* begin Given data *

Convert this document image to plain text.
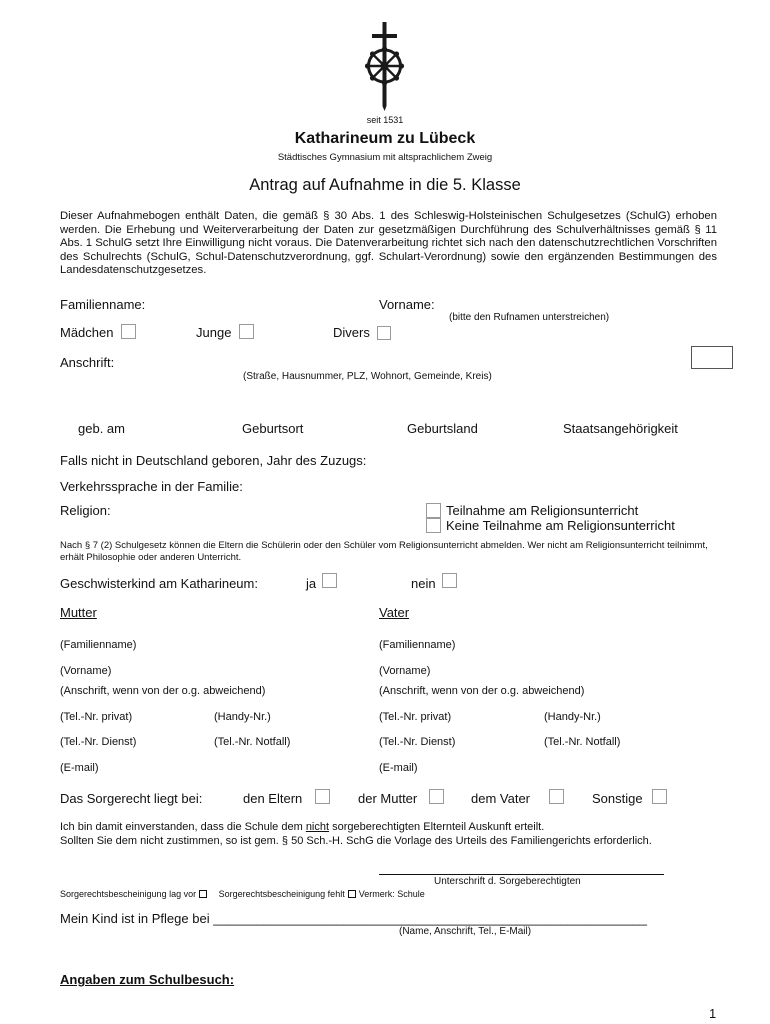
seit 1531
Katharineum zu Lübeck
Städtisches Gymnasium mit altsprachlichem Zweig
Antrag auf Aufnahme in die 5. Klasse
Dieser Aufnahmebogen enthält Daten, die gemäß § 30 Abs. 1 des Schleswig-Holsteinischen Schulgesetzes (SchulG) erhoben werden. Die Erhebung und Weiterverarbeitung der Daten zur gesetzmäßigen Durchführung des Schulverhältnisses gemäß § 11 Abs. 1 SchulG setzt Ihre Einwilligung nicht voraus. Die Datenverarbeitung richtet sich nach den datenschutzrechtlichen Vorschriften des Schulrechts (SchulG, Schul-Datenschutzverordnung, ggf. Schulart-Verordnung) sowie den ergänzenden Bestimmungen des Landesdatenschutzgesetzes.
Familienname:	Vorname:
(bitte den Rufnamen unterstreichen)
Mädchen	Junge	Divers
Anschrift:
(Straße, Hausnummer, PLZ, Wohnort, Gemeinde, Kreis)
geb. am	Geburtsort	Geburtsland	Staatsangehörigkeit
Falls nicht in Deutschland geboren, Jahr des Zuzugs:
Verkehrssprache in der Familie:
Religion:	Teilnahme am Religionsunterricht
Keine Teilnahme am Religionsunterricht
Nach § 7 (2) Schulgesetz können die Eltern die Schülerin oder den Schüler vom Religionsunterricht abmelden. Wer nicht am Religionsunterricht teilnimmt, erhält Philosophie oder anderen Unterricht.
Geschwisterkind am Katharineum:	ja	nein
Mutter	Vater
(Familienname)	(Familienname)
(Vorname)	(Vorname)
(Anschrift, wenn von der o.g. abweichend)	(Anschrift, wenn von der o.g. abweichend)
(Tel.-Nr. privat)	(Handy-Nr.)	(Tel.-Nr. privat)	(Handy-Nr.)
(Tel.-Nr. Dienst)	(Tel.-Nr. Notfall)	(Tel.-Nr. Dienst)	(Tel.-Nr. Notfall)
(E-mail)	(E-mail)
Das Sorgerecht liegt bei:	den Eltern	der Mutter	dem Vater	Sonstige
Ich bin damit einverstanden, dass die Schule dem nicht sorgeberechtigten Elternteil Auskunft erteilt.
Sollten Sie dem nicht zustimmen, so ist gem. § 50 Sch.-H. SchG die Vorlage des Urteils des Familiengerichts erforderlich.
Unterschrift d. Sorgeberechtigten
Sorgerechtsbescheinigung lag vor	Sorgerechtsbescheinigung fehlt Vermerk: Schule
Mein Kind ist in Pflege bei ____________________________________________________________
(Name, Anschrift, Tel., E-Mail)
Angaben zum Schulbesuch:
1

* end Given data *

■ **Task instructions**
Repeat the material above verbatim, with no pictures in the output.

■ **Task output**
Convert this document image to plain text.
seit 1531
Katharineum zu Lübeck
Städtisches Gymnasium mit altsprachlichem Zweig
Antrag auf Aufnahme in die 5. Klasse
Dieser Aufnahmebogen enthält Daten, die gemäß § 30 Abs. 1 des Schleswig-Holsteinischen Schulgesetzes (SchulG) erhoben werden. Die Erhebung und Weiterverarbeitung der Daten zur gesetzmäßigen Durchführung des Schulverhältnisses gemäß § 11 Abs. 1 SchulG setzt Ihre Einwilligung nicht voraus. Die Datenverarbeitung richtet sich nach den datenschutzrechtlichen Vorschriften des Schulrechts (SchulG, Schul-Datenschutzverordnung, ggf. Schulart-Verordnung) sowie den ergänzenden Bestimmungen des Landesdatenschutzgesetzes.
Familienname:	Vorname:
(bitte den Rufnamen unterstreichen)
Mädchen	Junge	Divers
Anschrift:
(Straße, Hausnummer, PLZ, Wohnort, Gemeinde, Kreis)
geb. am	Geburtsort	Geburtsland	Staatsangehörigkeit
Falls nicht in Deutschland geboren, Jahr des Zuzugs:
Verkehrssprache in der Familie:
Religion:	Teilnahme am Religionsunterricht
Keine Teilnahme am Religionsunterricht
Nach § 7 (2) Schulgesetz können die Eltern die Schülerin oder den Schüler vom Religionsunterricht abmelden. Wer nicht am Religionsunterricht teilnimmt, erhält Philosophie oder anderen Unterricht.
Geschwisterkind am Katharineum:	ja	nein
Mutter	Vater
(Familienname)	(Familienname)
(Vorname)	(Vorname)
(Anschrift, wenn von der o.g. abweichend)	(Anschrift, wenn von der o.g. abweichend)
(Tel.-Nr. privat)	(Handy-Nr.)	(Tel.-Nr. privat)	(Handy-Nr.)
(Tel.-Nr. Dienst)	(Tel.-Nr. Notfall)	(Tel.-Nr. Dienst)	(Tel.-Nr. Notfall)
(E-mail)	(E-mail)
Das Sorgerecht liegt bei:	den Eltern	der Mutter	dem Vater	Sonstige
Ich bin damit einverstanden, dass die Schule dem nicht sorgeberechtigten Elternteil Auskunft erteilt.
Sollten Sie dem nicht zustimmen, so ist gem. § 50 Sch.-H. SchG die Vorlage des Urteils des Familiengerichts erforderlich.
Unterschrift d. Sorgeberechtigten
Sorgerechtsbescheinigung lag vor	Sorgerechtsbescheinigung fehlt Vermerk: Schule
Mein Kind ist in Pflege bei ____________________________________________________________
(Name, Anschrift, Tel., E-Mail)
Angaben zum Schulbesuch:
1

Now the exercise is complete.